• Task objective:
Please report every line from the material that contains the word "seed".

=======

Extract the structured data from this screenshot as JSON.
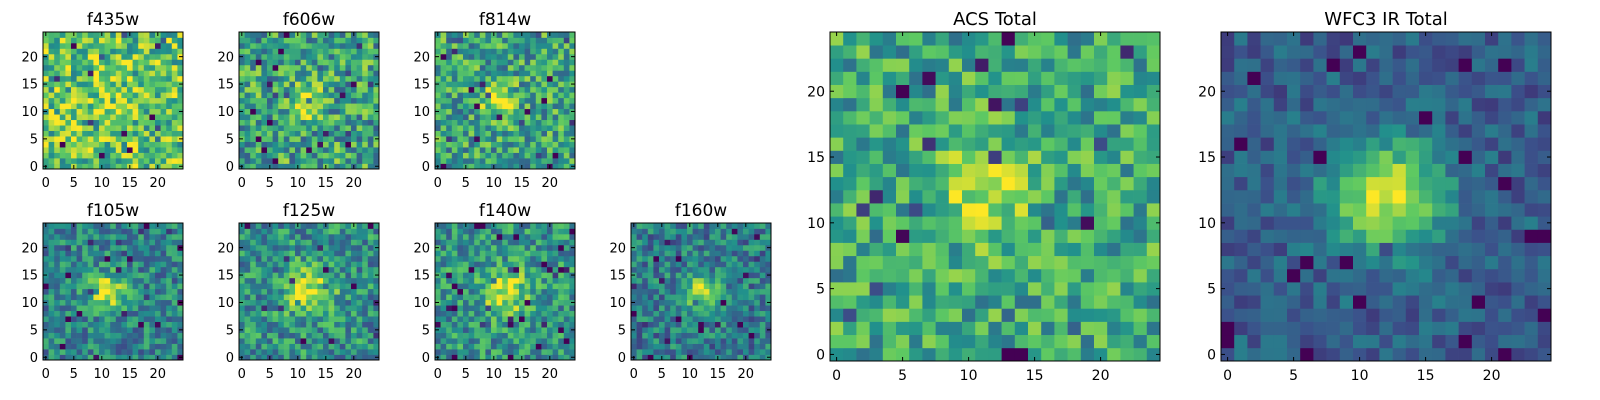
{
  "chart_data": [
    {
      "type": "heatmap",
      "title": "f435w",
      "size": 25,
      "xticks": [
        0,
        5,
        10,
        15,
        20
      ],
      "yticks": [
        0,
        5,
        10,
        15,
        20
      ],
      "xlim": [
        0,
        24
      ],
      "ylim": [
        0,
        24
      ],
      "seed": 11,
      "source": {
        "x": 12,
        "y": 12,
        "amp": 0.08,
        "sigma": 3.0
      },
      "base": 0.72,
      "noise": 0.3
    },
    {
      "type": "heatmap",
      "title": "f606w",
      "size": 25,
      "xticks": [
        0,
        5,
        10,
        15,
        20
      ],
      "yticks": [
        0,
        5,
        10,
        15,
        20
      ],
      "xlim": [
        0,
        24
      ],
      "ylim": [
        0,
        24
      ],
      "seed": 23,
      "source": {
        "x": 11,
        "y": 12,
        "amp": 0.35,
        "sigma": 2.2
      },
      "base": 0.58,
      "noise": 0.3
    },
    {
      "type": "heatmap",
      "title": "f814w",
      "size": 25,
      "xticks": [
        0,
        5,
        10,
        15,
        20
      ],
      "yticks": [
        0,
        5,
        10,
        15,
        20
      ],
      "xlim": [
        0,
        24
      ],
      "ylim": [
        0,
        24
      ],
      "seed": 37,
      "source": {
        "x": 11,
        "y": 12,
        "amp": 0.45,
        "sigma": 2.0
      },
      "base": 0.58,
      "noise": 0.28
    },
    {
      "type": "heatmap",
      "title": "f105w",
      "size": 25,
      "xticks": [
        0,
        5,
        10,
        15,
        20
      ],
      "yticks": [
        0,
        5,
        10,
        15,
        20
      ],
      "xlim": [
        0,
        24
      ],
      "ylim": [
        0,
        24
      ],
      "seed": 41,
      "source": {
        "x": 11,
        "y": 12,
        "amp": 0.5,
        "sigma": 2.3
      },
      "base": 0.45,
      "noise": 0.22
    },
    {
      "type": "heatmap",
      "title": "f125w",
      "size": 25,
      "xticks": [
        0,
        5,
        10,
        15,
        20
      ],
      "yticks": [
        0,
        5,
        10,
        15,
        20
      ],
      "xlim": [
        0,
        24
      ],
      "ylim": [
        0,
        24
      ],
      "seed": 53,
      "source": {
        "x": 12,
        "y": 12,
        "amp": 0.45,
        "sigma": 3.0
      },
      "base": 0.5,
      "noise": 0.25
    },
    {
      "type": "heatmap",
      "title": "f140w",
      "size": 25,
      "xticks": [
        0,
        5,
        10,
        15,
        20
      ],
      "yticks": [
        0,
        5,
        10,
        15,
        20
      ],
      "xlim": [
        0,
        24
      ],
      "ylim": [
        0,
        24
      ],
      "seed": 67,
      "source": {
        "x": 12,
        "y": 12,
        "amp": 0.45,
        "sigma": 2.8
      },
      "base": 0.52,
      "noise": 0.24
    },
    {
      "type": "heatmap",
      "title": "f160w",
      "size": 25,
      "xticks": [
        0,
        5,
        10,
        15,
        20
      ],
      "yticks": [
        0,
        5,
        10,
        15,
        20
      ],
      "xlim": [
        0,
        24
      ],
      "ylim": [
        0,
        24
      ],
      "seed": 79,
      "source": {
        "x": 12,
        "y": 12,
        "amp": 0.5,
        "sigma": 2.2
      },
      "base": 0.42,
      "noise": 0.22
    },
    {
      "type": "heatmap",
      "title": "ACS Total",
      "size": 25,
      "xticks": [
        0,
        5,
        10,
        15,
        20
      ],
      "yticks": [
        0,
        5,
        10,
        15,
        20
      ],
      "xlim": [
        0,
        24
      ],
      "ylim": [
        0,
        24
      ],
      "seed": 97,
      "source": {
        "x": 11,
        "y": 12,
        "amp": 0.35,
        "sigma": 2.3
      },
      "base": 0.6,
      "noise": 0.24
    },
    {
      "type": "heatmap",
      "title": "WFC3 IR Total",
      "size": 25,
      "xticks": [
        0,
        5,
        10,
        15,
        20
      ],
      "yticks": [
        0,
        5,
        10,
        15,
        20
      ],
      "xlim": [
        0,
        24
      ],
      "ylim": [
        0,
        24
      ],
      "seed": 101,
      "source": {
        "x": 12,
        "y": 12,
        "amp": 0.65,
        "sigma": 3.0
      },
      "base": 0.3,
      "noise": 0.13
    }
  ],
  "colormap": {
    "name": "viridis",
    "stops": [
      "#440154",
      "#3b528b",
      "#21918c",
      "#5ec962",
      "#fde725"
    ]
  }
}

=======

• The completed task:
      "seed": 11,
      "seed": 23,
      "seed": 37,
      "seed": 41,
      "seed": 53,
      "seed": 67,
      "seed": 79,
      "seed": 97,
      "seed": 101,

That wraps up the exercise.